Task details
Restate the entries below verbatim.

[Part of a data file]
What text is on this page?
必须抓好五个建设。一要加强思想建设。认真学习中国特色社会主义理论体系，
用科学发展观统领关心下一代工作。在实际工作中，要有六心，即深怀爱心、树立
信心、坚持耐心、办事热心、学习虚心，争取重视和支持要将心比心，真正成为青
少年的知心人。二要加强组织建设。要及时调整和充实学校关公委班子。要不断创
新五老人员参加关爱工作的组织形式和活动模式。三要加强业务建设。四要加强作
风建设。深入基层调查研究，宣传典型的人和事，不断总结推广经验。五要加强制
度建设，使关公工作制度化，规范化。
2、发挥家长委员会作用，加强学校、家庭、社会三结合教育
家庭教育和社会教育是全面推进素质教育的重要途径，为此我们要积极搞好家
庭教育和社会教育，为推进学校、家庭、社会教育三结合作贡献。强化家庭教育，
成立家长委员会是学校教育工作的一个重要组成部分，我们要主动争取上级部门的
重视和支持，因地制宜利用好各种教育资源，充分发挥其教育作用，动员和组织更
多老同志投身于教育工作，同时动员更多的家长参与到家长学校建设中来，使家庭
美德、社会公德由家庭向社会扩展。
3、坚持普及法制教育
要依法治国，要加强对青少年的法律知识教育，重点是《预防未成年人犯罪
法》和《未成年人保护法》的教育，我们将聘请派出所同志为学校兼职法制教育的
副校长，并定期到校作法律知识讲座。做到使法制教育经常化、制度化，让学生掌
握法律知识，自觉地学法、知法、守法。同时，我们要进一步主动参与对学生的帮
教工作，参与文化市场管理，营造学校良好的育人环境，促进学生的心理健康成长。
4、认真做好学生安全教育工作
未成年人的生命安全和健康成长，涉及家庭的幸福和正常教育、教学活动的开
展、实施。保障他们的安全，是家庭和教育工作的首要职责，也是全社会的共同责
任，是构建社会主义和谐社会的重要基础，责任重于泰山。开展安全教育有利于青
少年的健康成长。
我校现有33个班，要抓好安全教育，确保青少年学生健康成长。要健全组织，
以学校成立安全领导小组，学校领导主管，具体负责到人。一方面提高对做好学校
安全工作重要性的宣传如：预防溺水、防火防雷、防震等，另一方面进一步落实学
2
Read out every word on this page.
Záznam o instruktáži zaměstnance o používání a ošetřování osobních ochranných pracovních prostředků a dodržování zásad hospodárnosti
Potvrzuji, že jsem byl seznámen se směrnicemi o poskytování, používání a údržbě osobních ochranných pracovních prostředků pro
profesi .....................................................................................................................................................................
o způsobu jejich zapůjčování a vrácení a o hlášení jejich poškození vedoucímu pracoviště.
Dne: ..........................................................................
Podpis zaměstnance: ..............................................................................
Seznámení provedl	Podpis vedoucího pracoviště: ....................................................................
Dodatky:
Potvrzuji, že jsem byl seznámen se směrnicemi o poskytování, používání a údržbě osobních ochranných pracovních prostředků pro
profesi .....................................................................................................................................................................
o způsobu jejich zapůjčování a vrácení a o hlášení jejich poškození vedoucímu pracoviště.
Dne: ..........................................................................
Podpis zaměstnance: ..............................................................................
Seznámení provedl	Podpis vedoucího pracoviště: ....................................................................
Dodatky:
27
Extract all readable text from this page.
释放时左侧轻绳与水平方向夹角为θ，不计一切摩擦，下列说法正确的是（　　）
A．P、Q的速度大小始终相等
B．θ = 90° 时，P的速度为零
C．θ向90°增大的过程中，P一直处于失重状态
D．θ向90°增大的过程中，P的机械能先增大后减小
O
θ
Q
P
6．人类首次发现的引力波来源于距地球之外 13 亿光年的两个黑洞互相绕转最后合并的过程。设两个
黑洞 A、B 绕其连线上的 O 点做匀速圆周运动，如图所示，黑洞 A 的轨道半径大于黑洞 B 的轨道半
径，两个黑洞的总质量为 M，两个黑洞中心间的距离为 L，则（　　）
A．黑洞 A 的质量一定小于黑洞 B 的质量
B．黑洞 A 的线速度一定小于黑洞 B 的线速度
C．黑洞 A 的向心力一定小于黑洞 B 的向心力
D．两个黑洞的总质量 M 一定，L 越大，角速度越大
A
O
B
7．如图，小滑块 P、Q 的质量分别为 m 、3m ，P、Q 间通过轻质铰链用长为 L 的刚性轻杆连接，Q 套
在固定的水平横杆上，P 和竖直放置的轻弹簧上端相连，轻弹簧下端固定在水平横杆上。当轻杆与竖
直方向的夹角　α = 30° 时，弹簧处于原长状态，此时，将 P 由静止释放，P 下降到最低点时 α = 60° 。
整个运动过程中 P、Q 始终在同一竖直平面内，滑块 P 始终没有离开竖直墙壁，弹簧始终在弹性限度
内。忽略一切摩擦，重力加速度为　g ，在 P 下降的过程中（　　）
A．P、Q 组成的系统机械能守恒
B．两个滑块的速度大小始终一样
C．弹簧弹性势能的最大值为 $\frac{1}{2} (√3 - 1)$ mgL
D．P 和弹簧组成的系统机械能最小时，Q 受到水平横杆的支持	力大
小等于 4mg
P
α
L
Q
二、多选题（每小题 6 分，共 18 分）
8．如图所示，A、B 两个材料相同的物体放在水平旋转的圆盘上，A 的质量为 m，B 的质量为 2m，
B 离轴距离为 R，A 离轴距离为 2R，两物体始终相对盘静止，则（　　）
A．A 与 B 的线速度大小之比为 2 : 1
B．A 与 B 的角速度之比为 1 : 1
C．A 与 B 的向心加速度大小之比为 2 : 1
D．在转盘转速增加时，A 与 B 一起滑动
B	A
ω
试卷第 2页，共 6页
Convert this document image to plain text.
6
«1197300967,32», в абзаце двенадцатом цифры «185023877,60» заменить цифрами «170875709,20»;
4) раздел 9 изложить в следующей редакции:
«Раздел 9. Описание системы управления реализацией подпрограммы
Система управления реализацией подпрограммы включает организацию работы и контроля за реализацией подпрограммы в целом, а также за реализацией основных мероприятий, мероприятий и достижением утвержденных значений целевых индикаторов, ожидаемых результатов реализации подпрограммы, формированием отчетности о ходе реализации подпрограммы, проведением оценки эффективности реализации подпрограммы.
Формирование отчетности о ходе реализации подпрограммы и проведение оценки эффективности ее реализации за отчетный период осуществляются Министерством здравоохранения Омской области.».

Response
What text is on this page?
必须抓好五个建设。一要加强思想建设。认真学习中国特色社会主义理论体系，
用科学发展观统领关心下一代工作。在实际工作中，要有六心，即深怀爱心、树立
信心、坚持耐心、办事热心、学习虚心，争取重视和支持要将心比心，真正成为青
少年的知心人。二要加强组织建设。要及时调整和充实学校关公委班子。要不断创
新五老人员参加关爱工作的组织形式和活动模式。三要加强业务建设。四要加强作
风建设。深入基层调查研究，宣传典型的人和事，不断总结推广经验。五要加强制
度建设，使关公工作制度化，规范化。
2、发挥家长委员会作用，加强学校、家庭、社会三结合教育
家庭教育和社会教育是全面推进素质教育的重要途径，为此我们要积极搞好家
庭教育和社会教育，为推进学校、家庭、社会教育三结合作贡献。强化家庭教育，
成立家长委员会是学校教育工作的一个重要组成部分，我们要主动争取上级部门的
重视和支持，因地制宜利用好各种教育资源，充分发挥其教育作用，动员和组织更
多老同志投身于教育工作，同时动员更多的家长参与到家长学校建设中来，使家庭
美德、社会公德由家庭向社会扩展。
3、坚持普及法制教育
要依法治国，要加强对青少年的法律知识教育，重点是《预防未成年人犯罪
法》和《未成年人保护法》的教育，我们将聘请派出所同志为学校兼职法制教育的
副校长，并定期到校作法律知识讲座。做到使法制教育经常化、制度化，让学生掌
握法律知识，自觉地学法、知法、守法。同时，我们要进一步主动参与对学生的帮
教工作，参与文化市场管理，营造学校良好的育人环境，促进学生的心理健康成长。
4、认真做好学生安全教育工作
未成年人的生命安全和健康成长，涉及家庭的幸福和正常教育、教学活动的开
展、实施。保障他们的安全，是家庭和教育工作的首要职责，也是全社会的共同责
任，是构建社会主义和谐社会的重要基础，责任重于泰山。开展安全教育有利于青
少年的健康成长。
我校现有33个班，要抓好安全教育，确保青少年学生健康成长。要健全组织，
以学校成立安全领导小组，学校领导主管，具体负责到人。一方面提高对做好学校
安全工作重要性的宣传如：预防溺水、防火防雷、防震等，另一方面进一步落实学
2
Read out every word on this page.
Záznam o instruktáži zaměstnance o používání a ošetřování osobních ochranných pracovních prostředků a dodržování zásad hospodárnosti
Potvrzuji, že jsem byl seznámen se směrnicemi o poskytování, používání a údržbě osobních ochranných pracovních prostředků pro
profesi .....................................................................................................................................................................
o způsobu jejich zapůjčování a vrácení a o hlášení jejich poškození vedoucímu pracoviště.
Dne: ..........................................................................
Podpis zaměstnance: ..............................................................................
Seznámení provedl	Podpis vedoucího pracoviště: ....................................................................
Dodatky:
Potvrzuji, že jsem byl seznámen se směrnicemi o poskytování, používání a údržbě osobních ochranných pracovních prostředků pro
profesi .....................................................................................................................................................................
o způsobu jejich zapůjčování a vrácení a o hlášení jejich poškození vedoucímu pracoviště.
Dne: ..........................................................................
Podpis zaměstnance: ..............................................................................
Seznámení provedl	Podpis vedoucího pracoviště: ....................................................................
Dodatky:
27
Extract all readable text from this page.
释放时左侧轻绳与水平方向夹角为θ，不计一切摩擦，下列说法正确的是（　　）
A．P、Q的速度大小始终相等
B．θ = 90° 时，P的速度为零
C．θ向90°增大的过程中，P一直处于失重状态
D．θ向90°增大的过程中，P的机械能先增大后减小
O
θ
Q
P
6．人类首次发现的引力波来源于距地球之外 13 亿光年的两个黑洞互相绕转最后合并的过程。设两个
黑洞 A、B 绕其连线上的 O 点做匀速圆周运动，如图所示，黑洞 A 的轨道半径大于黑洞 B 的轨道半
径，两个黑洞的总质量为 M，两个黑洞中心间的距离为 L，则（　　）
A．黑洞 A 的质量一定小于黑洞 B 的质量
B．黑洞 A 的线速度一定小于黑洞 B 的线速度
C．黑洞 A 的向心力一定小于黑洞 B 的向心力
D．两个黑洞的总质量 M 一定，L 越大，角速度越大
A
O
B
7．如图，小滑块 P、Q 的质量分别为 m 、3m ，P、Q 间通过轻质铰链用长为 L 的刚性轻杆连接，Q 套
在固定的水平横杆上，P 和竖直放置的轻弹簧上端相连，轻弹簧下端固定在水平横杆上。当轻杆与竖
直方向的夹角　α = 30° 时，弹簧处于原长状态，此时，将 P 由静止释放，P 下降到最低点时 α = 60° 。
整个运动过程中 P、Q 始终在同一竖直平面内，滑块 P 始终没有离开竖直墙壁，弹簧始终在弹性限度
内。忽略一切摩擦，重力加速度为　g ，在 P 下降的过程中（　　）
A．P、Q 组成的系统机械能守恒
B．两个滑块的速度大小始终一样
C．弹簧弹性势能的最大值为 $\frac{1}{2} (√3 - 1)$ mgL
D．P 和弹簧组成的系统机械能最小时，Q 受到水平横杆的支持	力大
小等于 4mg
P
α
L
Q
二、多选题（每小题 6 分，共 18 分）
8．如图所示，A、B 两个材料相同的物体放在水平旋转的圆盘上，A 的质量为 m，B 的质量为 2m，
B 离轴距离为 R，A 离轴距离为 2R，两物体始终相对盘静止，则（　　）
A．A 与 B 的线速度大小之比为 2 : 1
B．A 与 B 的角速度之比为 1 : 1
C．A 与 B 的向心加速度大小之比为 2 : 1
D．在转盘转速增加时，A 与 B 一起滑动
B	A
ω
试卷第 2页，共 6页
Convert this document image to plain text.
6
«1197300967,32», в абзаце двенадцатом цифры «185023877,60» заменить цифрами «170875709,20»;
4) раздел 9 изложить в следующей редакции:
«Раздел 9. Описание системы управления реализацией подпрограммы
Система управления реализацией подпрограммы включает организацию работы и контроля за реализацией подпрограммы в целом, а также за реализацией основных мероприятий, мероприятий и достижением утвержденных значений целевых индикаторов, ожидаемых результатов реализации подпрограммы, формированием отчетности о ходе реализации подпрограммы, проведением оценки эффективности реализации подпрограммы.
Формирование отчетности о ходе реализации подпрограммы и проведение оценки эффективности ее реализации за отчетный период осуществляются Министерством здравоохранения Омской области.».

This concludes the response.